Data entries

-*-

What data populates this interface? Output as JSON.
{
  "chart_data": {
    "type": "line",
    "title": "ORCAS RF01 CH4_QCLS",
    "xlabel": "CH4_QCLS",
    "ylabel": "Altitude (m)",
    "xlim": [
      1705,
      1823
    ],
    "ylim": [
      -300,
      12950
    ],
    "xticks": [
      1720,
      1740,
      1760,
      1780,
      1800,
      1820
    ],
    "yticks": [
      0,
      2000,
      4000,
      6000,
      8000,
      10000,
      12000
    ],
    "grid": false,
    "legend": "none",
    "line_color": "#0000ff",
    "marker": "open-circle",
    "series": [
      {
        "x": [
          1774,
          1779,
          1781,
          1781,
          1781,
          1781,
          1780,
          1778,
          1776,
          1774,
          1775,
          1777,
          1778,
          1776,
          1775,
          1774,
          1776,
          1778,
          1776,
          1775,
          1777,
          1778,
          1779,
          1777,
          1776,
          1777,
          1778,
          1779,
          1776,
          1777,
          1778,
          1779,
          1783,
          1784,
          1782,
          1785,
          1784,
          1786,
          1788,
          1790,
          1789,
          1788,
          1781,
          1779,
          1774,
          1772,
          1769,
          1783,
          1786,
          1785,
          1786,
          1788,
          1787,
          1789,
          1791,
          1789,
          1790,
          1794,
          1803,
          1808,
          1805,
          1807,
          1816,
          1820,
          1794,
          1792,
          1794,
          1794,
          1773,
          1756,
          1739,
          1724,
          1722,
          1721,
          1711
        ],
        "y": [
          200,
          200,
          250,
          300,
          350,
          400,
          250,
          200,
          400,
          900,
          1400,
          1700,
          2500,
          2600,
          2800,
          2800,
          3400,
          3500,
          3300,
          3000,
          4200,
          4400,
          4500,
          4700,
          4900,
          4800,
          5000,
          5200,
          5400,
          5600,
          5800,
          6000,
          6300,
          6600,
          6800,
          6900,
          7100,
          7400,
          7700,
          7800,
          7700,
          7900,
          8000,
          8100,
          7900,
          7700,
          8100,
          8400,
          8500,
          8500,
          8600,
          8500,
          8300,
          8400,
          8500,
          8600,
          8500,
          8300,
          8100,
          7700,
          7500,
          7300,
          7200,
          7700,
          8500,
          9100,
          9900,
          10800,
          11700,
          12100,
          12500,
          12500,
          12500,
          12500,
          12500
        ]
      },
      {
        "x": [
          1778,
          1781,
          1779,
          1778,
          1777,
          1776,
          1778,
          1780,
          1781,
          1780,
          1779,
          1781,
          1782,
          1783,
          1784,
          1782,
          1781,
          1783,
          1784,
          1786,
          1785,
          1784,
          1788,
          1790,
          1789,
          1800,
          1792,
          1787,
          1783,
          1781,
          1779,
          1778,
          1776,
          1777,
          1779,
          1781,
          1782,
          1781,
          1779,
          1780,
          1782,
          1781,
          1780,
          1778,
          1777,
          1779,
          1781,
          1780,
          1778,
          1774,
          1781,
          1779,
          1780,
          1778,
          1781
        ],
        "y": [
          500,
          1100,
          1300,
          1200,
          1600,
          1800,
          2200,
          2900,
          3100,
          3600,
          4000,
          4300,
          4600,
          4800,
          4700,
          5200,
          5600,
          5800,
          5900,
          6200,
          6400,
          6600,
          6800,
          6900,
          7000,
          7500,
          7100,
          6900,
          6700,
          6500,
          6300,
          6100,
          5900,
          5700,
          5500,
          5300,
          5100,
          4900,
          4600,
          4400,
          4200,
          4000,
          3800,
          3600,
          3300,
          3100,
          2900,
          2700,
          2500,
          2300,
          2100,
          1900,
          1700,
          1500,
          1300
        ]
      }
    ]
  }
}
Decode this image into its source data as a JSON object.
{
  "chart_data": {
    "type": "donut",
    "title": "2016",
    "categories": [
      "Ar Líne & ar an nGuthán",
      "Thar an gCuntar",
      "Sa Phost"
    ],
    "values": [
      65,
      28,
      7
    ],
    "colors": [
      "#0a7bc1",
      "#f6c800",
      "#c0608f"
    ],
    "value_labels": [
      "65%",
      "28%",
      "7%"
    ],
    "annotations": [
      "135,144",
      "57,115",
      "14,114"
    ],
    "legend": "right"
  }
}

-*-

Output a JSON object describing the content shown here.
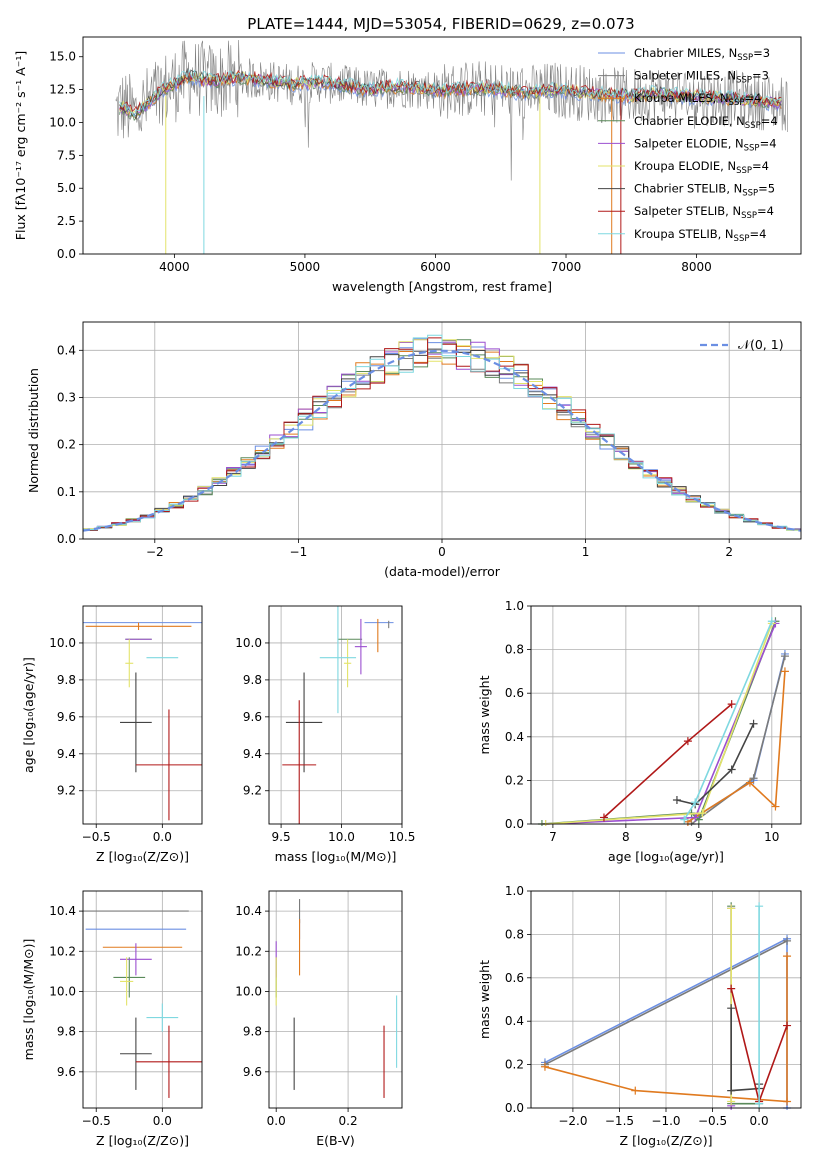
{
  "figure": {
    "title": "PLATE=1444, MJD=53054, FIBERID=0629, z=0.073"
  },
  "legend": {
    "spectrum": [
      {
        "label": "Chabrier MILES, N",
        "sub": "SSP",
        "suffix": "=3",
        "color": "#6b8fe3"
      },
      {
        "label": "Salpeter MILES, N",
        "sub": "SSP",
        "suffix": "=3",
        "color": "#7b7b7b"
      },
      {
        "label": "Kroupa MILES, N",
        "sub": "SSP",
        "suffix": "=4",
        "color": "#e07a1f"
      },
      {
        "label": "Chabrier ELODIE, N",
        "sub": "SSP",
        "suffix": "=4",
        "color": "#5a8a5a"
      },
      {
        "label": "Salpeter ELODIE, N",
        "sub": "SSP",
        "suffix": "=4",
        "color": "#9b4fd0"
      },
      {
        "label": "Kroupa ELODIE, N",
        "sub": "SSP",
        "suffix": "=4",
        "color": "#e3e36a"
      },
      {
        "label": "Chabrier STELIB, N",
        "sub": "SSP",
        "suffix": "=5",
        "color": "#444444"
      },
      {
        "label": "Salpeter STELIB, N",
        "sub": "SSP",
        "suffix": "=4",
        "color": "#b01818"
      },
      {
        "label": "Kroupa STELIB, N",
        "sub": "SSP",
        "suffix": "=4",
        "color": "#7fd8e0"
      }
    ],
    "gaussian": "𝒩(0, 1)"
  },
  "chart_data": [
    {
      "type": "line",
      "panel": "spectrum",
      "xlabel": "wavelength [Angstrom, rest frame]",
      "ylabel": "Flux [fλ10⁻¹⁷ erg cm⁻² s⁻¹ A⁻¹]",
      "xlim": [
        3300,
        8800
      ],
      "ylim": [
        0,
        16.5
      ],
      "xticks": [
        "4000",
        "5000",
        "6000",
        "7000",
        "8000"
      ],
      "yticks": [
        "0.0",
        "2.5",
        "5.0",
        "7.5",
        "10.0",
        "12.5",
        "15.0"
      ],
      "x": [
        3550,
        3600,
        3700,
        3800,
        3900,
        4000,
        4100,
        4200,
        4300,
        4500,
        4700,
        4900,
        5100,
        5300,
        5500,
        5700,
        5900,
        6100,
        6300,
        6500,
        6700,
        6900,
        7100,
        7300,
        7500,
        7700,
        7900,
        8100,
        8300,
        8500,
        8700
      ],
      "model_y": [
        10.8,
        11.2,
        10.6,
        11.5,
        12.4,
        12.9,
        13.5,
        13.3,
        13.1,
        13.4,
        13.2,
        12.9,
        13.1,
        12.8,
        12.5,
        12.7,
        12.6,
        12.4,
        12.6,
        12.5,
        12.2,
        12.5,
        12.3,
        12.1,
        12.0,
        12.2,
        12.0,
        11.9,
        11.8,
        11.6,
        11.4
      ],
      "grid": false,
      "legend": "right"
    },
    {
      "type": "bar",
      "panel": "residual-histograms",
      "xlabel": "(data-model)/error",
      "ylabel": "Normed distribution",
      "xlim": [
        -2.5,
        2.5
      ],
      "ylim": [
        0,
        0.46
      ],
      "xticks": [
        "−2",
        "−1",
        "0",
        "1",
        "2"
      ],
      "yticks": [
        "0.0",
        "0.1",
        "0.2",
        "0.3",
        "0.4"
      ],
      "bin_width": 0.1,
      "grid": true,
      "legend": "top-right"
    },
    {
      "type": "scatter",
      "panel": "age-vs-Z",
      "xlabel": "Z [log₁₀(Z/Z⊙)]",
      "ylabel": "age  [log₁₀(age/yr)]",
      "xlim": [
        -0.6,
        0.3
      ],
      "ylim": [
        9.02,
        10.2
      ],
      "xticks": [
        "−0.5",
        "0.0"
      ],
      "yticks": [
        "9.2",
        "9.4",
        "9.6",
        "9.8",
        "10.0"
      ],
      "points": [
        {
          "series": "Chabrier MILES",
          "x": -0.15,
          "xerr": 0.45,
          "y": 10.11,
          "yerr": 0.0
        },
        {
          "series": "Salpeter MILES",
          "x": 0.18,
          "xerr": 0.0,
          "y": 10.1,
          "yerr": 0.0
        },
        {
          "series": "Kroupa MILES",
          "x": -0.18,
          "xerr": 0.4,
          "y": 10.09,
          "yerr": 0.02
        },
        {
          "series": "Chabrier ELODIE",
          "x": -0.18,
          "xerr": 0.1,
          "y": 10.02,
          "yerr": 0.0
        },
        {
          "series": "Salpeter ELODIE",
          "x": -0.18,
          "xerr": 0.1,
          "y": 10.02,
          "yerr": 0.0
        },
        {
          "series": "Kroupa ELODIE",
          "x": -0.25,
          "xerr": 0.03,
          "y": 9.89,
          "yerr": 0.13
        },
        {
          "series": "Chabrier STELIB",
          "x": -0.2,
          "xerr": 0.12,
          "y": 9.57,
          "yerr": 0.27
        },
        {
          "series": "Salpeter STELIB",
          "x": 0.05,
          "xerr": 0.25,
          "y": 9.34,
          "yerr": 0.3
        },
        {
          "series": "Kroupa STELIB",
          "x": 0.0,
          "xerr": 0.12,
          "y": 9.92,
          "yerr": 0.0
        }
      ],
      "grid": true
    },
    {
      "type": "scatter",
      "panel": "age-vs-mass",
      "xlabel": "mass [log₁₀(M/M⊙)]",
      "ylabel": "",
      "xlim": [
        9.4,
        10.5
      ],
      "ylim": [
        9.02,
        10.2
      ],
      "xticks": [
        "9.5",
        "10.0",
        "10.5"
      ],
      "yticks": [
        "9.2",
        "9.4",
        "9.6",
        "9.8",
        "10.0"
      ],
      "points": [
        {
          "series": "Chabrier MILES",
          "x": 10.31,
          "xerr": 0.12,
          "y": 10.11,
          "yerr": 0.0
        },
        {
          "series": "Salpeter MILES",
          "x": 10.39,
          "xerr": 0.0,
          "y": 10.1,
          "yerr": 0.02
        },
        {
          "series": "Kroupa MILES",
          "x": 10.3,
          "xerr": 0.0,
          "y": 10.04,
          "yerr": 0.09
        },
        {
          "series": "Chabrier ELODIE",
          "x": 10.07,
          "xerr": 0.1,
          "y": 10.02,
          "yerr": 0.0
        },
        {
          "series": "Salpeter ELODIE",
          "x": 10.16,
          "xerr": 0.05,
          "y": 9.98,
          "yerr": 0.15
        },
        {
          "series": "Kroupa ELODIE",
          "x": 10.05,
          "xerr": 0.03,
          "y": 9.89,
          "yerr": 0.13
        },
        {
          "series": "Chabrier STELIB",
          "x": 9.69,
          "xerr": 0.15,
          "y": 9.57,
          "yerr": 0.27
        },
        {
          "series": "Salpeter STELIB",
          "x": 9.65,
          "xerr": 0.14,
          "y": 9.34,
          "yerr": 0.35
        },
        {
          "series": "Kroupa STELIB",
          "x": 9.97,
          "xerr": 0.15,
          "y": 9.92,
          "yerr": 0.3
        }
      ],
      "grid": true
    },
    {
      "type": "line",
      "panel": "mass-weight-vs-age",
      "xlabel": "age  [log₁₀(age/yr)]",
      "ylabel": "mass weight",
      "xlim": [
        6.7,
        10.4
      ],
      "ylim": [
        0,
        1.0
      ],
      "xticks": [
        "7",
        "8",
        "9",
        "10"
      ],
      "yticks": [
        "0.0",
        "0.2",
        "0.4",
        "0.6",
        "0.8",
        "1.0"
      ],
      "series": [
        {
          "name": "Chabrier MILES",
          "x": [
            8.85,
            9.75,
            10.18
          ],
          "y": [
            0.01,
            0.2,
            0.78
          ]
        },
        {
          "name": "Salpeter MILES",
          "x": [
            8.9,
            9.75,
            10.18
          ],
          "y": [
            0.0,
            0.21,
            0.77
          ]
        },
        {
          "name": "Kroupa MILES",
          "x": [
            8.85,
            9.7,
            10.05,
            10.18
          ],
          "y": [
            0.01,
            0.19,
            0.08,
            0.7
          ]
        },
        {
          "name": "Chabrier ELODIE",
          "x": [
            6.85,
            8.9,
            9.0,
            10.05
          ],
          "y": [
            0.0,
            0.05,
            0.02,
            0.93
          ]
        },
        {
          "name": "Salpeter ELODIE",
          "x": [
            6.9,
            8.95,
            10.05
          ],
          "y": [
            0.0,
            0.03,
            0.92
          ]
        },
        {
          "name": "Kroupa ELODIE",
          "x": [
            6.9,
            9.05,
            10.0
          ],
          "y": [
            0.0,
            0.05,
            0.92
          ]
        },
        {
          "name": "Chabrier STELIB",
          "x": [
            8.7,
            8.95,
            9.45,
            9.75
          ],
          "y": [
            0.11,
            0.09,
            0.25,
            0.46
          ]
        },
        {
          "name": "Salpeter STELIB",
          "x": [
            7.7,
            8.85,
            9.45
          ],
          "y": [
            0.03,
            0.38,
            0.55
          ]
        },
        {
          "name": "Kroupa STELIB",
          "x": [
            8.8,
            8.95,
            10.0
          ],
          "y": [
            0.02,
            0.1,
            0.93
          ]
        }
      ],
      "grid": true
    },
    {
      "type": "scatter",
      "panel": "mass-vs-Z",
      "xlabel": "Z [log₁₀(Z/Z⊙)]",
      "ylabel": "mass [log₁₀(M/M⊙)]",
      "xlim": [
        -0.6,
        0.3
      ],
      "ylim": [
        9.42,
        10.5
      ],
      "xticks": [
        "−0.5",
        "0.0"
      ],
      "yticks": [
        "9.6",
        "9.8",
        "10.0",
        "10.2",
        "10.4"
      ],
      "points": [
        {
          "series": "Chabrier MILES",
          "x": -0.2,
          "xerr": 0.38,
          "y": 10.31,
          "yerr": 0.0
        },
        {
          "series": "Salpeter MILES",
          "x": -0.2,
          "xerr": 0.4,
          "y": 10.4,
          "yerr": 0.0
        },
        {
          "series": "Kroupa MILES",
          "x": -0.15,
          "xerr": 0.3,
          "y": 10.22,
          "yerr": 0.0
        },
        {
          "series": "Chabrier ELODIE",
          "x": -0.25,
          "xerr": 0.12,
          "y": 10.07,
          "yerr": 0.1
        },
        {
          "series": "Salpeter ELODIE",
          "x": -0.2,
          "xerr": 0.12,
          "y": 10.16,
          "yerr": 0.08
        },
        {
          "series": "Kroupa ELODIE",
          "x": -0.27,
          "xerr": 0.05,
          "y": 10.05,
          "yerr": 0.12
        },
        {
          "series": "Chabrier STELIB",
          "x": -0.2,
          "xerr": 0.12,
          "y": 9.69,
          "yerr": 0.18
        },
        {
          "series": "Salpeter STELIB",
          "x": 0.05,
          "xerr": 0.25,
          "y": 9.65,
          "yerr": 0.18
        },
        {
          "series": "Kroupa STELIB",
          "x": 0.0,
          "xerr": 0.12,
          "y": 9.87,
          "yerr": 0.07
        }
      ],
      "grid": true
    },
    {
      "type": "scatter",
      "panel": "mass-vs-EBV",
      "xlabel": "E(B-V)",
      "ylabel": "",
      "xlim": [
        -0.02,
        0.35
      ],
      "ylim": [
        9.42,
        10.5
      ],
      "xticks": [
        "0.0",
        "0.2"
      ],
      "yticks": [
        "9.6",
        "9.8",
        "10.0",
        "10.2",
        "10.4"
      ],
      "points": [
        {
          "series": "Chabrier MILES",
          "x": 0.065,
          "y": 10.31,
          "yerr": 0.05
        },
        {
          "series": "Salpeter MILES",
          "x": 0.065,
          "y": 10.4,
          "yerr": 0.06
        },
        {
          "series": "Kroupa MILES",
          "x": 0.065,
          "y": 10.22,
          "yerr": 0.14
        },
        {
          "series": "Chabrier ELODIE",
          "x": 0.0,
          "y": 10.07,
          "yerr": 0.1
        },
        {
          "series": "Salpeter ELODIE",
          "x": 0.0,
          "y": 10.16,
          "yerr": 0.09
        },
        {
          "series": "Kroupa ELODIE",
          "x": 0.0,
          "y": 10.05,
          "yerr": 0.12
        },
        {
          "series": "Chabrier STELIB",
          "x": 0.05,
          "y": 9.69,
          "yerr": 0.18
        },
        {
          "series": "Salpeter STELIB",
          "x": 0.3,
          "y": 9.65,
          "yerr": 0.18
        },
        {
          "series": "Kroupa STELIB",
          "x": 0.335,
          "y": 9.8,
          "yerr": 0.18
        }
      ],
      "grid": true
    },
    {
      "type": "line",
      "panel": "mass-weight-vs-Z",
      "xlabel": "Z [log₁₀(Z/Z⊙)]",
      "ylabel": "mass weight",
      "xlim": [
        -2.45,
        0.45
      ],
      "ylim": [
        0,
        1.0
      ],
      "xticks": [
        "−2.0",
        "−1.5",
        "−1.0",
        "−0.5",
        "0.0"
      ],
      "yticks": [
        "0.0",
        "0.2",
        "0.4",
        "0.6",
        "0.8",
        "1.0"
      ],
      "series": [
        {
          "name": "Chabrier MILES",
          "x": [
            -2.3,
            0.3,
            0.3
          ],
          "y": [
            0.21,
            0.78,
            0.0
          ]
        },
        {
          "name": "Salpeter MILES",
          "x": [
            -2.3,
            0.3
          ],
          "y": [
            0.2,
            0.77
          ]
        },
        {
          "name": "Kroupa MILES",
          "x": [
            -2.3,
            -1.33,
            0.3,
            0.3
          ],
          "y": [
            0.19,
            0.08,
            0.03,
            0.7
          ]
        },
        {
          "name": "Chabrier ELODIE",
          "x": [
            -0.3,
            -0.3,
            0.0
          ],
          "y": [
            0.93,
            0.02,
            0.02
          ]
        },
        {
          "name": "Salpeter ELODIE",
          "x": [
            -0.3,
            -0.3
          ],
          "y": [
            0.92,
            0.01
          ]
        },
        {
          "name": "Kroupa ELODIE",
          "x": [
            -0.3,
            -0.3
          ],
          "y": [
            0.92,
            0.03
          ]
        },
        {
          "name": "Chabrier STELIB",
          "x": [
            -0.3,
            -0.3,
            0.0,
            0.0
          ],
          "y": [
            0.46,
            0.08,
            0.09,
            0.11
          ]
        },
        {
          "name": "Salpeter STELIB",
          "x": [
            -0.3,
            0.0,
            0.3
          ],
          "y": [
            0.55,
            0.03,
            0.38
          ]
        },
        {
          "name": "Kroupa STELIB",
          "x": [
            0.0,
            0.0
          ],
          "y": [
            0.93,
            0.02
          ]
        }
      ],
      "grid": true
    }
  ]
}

-*-

**WHAT NEEDS TO BE DONE**
Gather each line from the listing above that holds "right".

**RESULT FOR THIS EXERCISE**
    "legend": "right"
      "legend": "right"
      "legend": "top-right"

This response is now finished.